What the task requires. Set each record down exactly, excluding all images.

Given entries.
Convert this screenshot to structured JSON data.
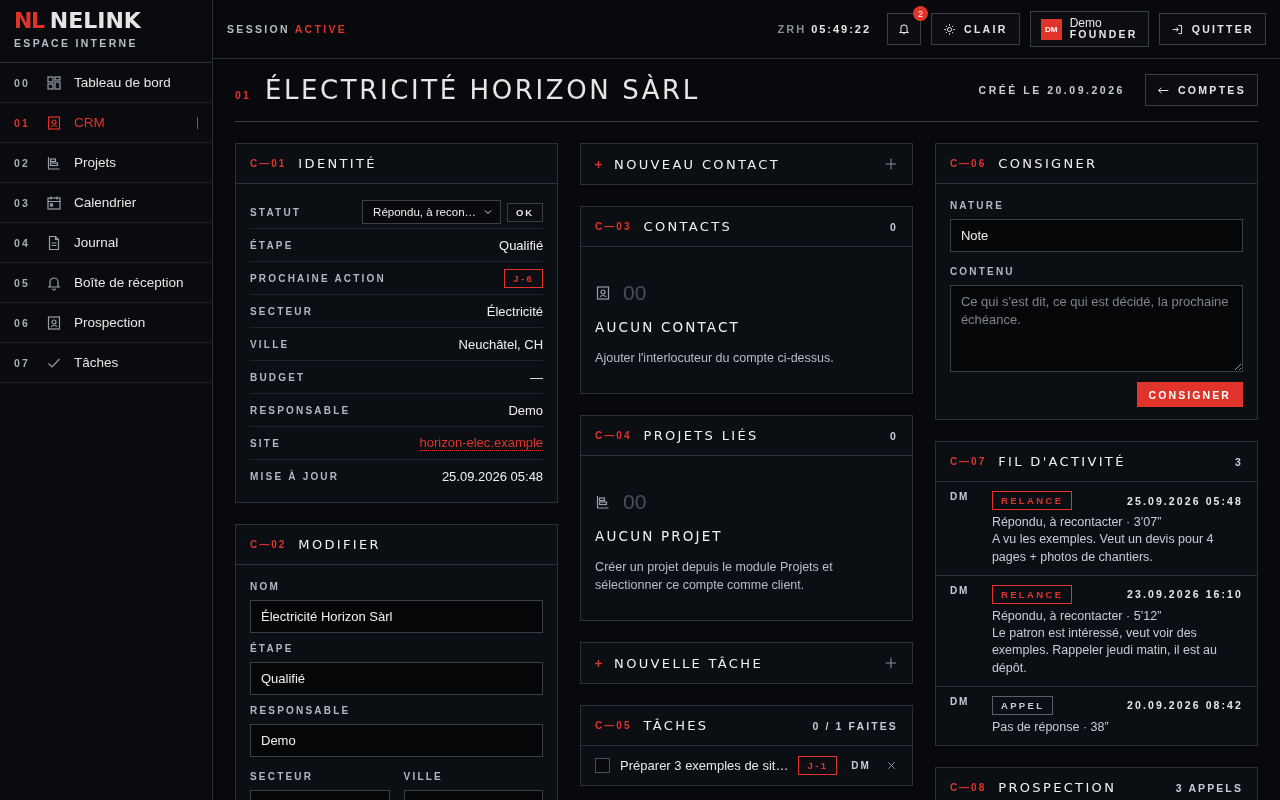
{
  "brand": {
    "mark": "NL",
    "name": "NELINK",
    "subtitle": "ESPACE INTERNE"
  },
  "nav": [
    {
      "number": "00",
      "label": "Tableau de bord",
      "selected": false
    },
    {
      "number": "01",
      "label": "CRM",
      "selected": true
    },
    {
      "number": "02",
      "label": "Projets",
      "selected": false
    },
    {
      "number": "03",
      "label": "Calendrier",
      "selected": false
    },
    {
      "number": "04",
      "label": "Journal",
      "selected": false
    },
    {
      "number": "05",
      "label": "Boîte de réception",
      "selected": false
    },
    {
      "number": "06",
      "label": "Prospection",
      "selected": false
    },
    {
      "number": "07",
      "label": "Tâches",
      "selected": false
    }
  ],
  "topbar": {
    "session_label": "SESSION",
    "session_state": "ACTIVE",
    "zone": "ZRH",
    "time": "05:49:22",
    "notifications": "2",
    "theme_button": "CLAIR",
    "user": {
      "initials": "DM",
      "name": "Demo",
      "role": "FOUNDER"
    },
    "quit_button": "QUITTER"
  },
  "page": {
    "number": "01",
    "title": "ÉLECTRICITÉ HORIZON SÀRL",
    "created": "CRÉÉ LE 20.09.2026",
    "back_button": "COMPTES"
  },
  "identity": {
    "code": "C—01",
    "title": "IDENTITÉ",
    "rows": [
      {
        "label": "STATUT",
        "kind": "select",
        "value": "Répondu, à recon…",
        "button": "OK"
      },
      {
        "label": "ÉTAPE",
        "kind": "text",
        "value": "Qualifié"
      },
      {
        "label": "PROCHAINE ACTION",
        "kind": "badge",
        "value": "J-6"
      },
      {
        "label": "SECTEUR",
        "kind": "text",
        "value": "Électricité"
      },
      {
        "label": "VILLE",
        "kind": "text",
        "value": "Neuchâtel, CH"
      },
      {
        "label": "BUDGET",
        "kind": "text",
        "value": "—"
      },
      {
        "label": "RESPONSABLE",
        "kind": "text",
        "value": "Demo"
      },
      {
        "label": "SITE",
        "kind": "link",
        "value": "horizon-elec.example"
      },
      {
        "label": "MISE À JOUR",
        "kind": "text",
        "value": "25.09.2026 05:48"
      }
    ]
  },
  "edit": {
    "code": "C—02",
    "title": "MODIFIER",
    "fields": [
      {
        "label": "NOM",
        "value": "Électricité Horizon Sàrl"
      },
      {
        "label": "ÉTAPE",
        "value": "Qualifié"
      },
      {
        "label": "RESPONSABLE",
        "value": "Demo"
      }
    ],
    "split_labels": [
      "SECTEUR",
      "VILLE"
    ]
  },
  "new_contact": {
    "label": "NOUVEAU CONTACT"
  },
  "contacts": {
    "code": "C—03",
    "title": "CONTACTS",
    "count": "0",
    "empty_number": "00",
    "empty_title": "AUCUN CONTACT",
    "empty_text": "Ajouter l'interlocuteur du compte ci-dessus."
  },
  "projects": {
    "code": "C—04",
    "title": "PROJETS LIÉS",
    "count": "0",
    "empty_number": "00",
    "empty_title": "AUCUN PROJET",
    "empty_text": "Créer un projet depuis le module Projets et sélectionner ce compte comme client."
  },
  "new_task": {
    "label": "NOUVELLE TÂCHE"
  },
  "tasks": {
    "code": "C—05",
    "title": "TÂCHES",
    "count": "0 / 1 FAITES",
    "items": [
      {
        "text": "Préparer 3 exemples de sit…",
        "due": "J-1",
        "owner": "DM",
        "done": false
      }
    ]
  },
  "log": {
    "code": "C—06",
    "title": "CONSIGNER",
    "nature_label": "NATURE",
    "nature_value": "Note",
    "content_label": "CONTENU",
    "content_placeholder": "Ce qui s'est dit, ce qui est décidé, la prochaine échéance.",
    "submit_button": "CONSIGNER"
  },
  "activity": {
    "code": "C—07",
    "title": "FIL D'ACTIVITÉ",
    "count": "3",
    "entries": [
      {
        "author": "DM",
        "kind": "relance",
        "tag": "RELANCE",
        "date": "25.09.2026 05:48",
        "summary": "Répondu, à recontacter · 3’07”",
        "note": "A vu les exemples. Veut un devis pour 4 pages + photos de chantiers."
      },
      {
        "author": "DM",
        "kind": "relance",
        "tag": "RELANCE",
        "date": "23.09.2026 16:10",
        "summary": "Répondu, à recontacter · 5’12”",
        "note": "Le patron est intéressé, veut voir des exemples. Rappeler jeudi matin, il est au dépôt."
      },
      {
        "author": "DM",
        "kind": "appel",
        "tag": "APPEL",
        "date": "20.09.2026 08:42",
        "summary": "Pas de réponse · 38”"
      }
    ]
  },
  "prospection": {
    "code": "C—08",
    "title": "PROSPECTION",
    "count": "3 APPELS"
  }
}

Result for this exercise.
Convert this screenshot to structured JSON data.
{
  "brand": {
    "mark": "NL",
    "name": "NELINK",
    "subtitle": "ESPACE INTERNE"
  },
  "nav": [
    {
      "number": "00",
      "label": "Tableau de bord",
      "selected": false
    },
    {
      "number": "01",
      "label": "CRM",
      "selected": true
    },
    {
      "number": "02",
      "label": "Projets",
      "selected": false
    },
    {
      "number": "03",
      "label": "Calendrier",
      "selected": false
    },
    {
      "number": "04",
      "label": "Journal",
      "selected": false
    },
    {
      "number": "05",
      "label": "Boîte de réception",
      "selected": false
    },
    {
      "number": "06",
      "label": "Prospection",
      "selected": false
    },
    {
      "number": "07",
      "label": "Tâches",
      "selected": false
    }
  ],
  "topbar": {
    "session_label": "SESSION",
    "session_state": "ACTIVE",
    "zone": "ZRH",
    "time": "05:49:22",
    "notifications": "2",
    "theme_button": "CLAIR",
    "user": {
      "initials": "DM",
      "name": "Demo",
      "role": "FOUNDER"
    },
    "quit_button": "QUITTER"
  },
  "page": {
    "number": "01",
    "title": "ÉLECTRICITÉ HORIZON SÀRL",
    "created": "CRÉÉ LE 20.09.2026",
    "back_button": "COMPTES"
  },
  "identity": {
    "code": "C—01",
    "title": "IDENTITÉ",
    "rows": [
      {
        "label": "STATUT",
        "kind": "select",
        "value": "Répondu, à recon…",
        "button": "OK"
      },
      {
        "label": "ÉTAPE",
        "kind": "text",
        "value": "Qualifié"
      },
      {
        "label": "PROCHAINE ACTION",
        "kind": "badge",
        "value": "J-6"
      },
      {
        "label": "SECTEUR",
        "kind": "text",
        "value": "Électricité"
      },
      {
        "label": "VILLE",
        "kind": "text",
        "value": "Neuchâtel, CH"
      },
      {
        "label": "BUDGET",
        "kind": "text",
        "value": "—"
      },
      {
        "label": "RESPONSABLE",
        "kind": "text",
        "value": "Demo"
      },
      {
        "label": "SITE",
        "kind": "link",
        "value": "horizon-elec.example"
      },
      {
        "label": "MISE À JOUR",
        "kind": "text",
        "value": "25.09.2026 05:48"
      }
    ]
  },
  "edit": {
    "code": "C—02",
    "title": "MODIFIER",
    "fields": [
      {
        "label": "NOM",
        "value": "Électricité Horizon Sàrl"
      },
      {
        "label": "ÉTAPE",
        "value": "Qualifié"
      },
      {
        "label": "RESPONSABLE",
        "value": "Demo"
      }
    ],
    "split_labels": [
      "SECTEUR",
      "VILLE"
    ]
  },
  "new_contact": {
    "label": "NOUVEAU CONTACT"
  },
  "contacts": {
    "code": "C—03",
    "title": "CONTACTS",
    "count": "0",
    "empty_number": "00",
    "empty_title": "AUCUN CONTACT",
    "empty_text": "Ajouter l'interlocuteur du compte ci-dessus."
  },
  "projects": {
    "code": "C—04",
    "title": "PROJETS LIÉS",
    "count": "0",
    "empty_number": "00",
    "empty_title": "AUCUN PROJET",
    "empty_text": "Créer un projet depuis le module Projets et sélectionner ce compte comme client."
  },
  "new_task": {
    "label": "NOUVELLE TÂCHE"
  },
  "tasks": {
    "code": "C—05",
    "title": "TÂCHES",
    "count": "0 / 1 FAITES",
    "items": [
      {
        "text": "Préparer 3 exemples de sit…",
        "due": "J-1",
        "owner": "DM",
        "done": false
      }
    ]
  },
  "log": {
    "code": "C—06",
    "title": "CONSIGNER",
    "nature_label": "NATURE",
    "nature_value": "Note",
    "content_label": "CONTENU",
    "content_placeholder": "Ce qui s'est dit, ce qui est décidé, la prochaine échéance.",
    "submit_button": "CONSIGNER"
  },
  "activity": {
    "code": "C—07",
    "title": "FIL D'ACTIVITÉ",
    "count": "3",
    "entries": [
      {
        "author": "DM",
        "kind": "relance",
        "tag": "RELANCE",
        "date": "25.09.2026 05:48",
        "summary": "Répondu, à recontacter · 3’07”",
        "note": "A vu les exemples. Veut un devis pour 4 pages + photos de chantiers."
      },
      {
        "author": "DM",
        "kind": "relance",
        "tag": "RELANCE",
        "date": "23.09.2026 16:10",
        "summary": "Répondu, à recontacter · 5’12”",
        "note": "Le patron est intéressé, veut voir des exemples. Rappeler jeudi matin, il est au dépôt."
      },
      {
        "author": "DM",
        "kind": "appel",
        "tag": "APPEL",
        "date": "20.09.2026 08:42",
        "summary": "Pas de réponse · 38”"
      }
    ]
  },
  "prospection": {
    "code": "C—08",
    "title": "PROSPECTION",
    "count": "3 APPELS"
  }
}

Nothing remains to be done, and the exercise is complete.